Exercise prompt | Would you pull out every line of the material that contains the string "this"?

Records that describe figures
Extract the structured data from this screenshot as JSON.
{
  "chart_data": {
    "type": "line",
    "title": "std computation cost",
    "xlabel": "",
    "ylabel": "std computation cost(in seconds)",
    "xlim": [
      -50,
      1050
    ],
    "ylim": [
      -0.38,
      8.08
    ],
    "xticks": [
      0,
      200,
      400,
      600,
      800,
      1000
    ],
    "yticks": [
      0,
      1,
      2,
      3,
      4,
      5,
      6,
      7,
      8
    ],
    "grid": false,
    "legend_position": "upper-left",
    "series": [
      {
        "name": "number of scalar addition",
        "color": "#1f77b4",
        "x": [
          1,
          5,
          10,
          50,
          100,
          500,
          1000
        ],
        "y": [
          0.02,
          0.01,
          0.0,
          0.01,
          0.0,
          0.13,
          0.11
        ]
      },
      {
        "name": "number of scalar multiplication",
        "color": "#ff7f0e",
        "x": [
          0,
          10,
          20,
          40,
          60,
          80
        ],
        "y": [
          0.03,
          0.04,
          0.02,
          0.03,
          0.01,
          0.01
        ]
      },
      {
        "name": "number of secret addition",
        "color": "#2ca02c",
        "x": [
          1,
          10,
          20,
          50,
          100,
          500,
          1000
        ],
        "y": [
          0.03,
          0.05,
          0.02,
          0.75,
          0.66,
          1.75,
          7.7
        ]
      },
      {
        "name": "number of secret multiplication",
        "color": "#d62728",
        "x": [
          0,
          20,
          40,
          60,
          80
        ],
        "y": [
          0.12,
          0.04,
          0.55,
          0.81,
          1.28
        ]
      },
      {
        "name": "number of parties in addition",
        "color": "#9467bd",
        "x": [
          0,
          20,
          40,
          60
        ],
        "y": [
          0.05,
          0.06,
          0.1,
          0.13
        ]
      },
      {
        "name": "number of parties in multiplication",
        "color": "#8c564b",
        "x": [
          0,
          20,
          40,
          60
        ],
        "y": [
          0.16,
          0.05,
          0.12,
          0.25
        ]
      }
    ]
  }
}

* * *

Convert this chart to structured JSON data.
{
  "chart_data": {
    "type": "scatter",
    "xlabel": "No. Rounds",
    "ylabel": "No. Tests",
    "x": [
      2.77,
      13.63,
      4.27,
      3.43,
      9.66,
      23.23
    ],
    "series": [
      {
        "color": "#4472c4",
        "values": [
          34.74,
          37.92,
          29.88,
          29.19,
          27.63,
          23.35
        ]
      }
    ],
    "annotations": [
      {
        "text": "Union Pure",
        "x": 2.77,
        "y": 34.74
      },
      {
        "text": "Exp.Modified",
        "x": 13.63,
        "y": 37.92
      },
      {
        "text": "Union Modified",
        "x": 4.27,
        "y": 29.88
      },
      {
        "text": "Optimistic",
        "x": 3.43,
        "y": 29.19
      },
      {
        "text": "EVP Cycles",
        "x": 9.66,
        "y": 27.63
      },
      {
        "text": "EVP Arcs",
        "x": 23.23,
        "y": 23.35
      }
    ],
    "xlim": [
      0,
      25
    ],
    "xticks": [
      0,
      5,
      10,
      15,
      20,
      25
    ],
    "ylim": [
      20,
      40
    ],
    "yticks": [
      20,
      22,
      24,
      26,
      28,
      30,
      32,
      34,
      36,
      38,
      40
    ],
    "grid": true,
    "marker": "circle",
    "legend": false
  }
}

Answer to the exercise |
Extract the structured data from this screenshot as JSON.
Convert this chart to structured JSON data.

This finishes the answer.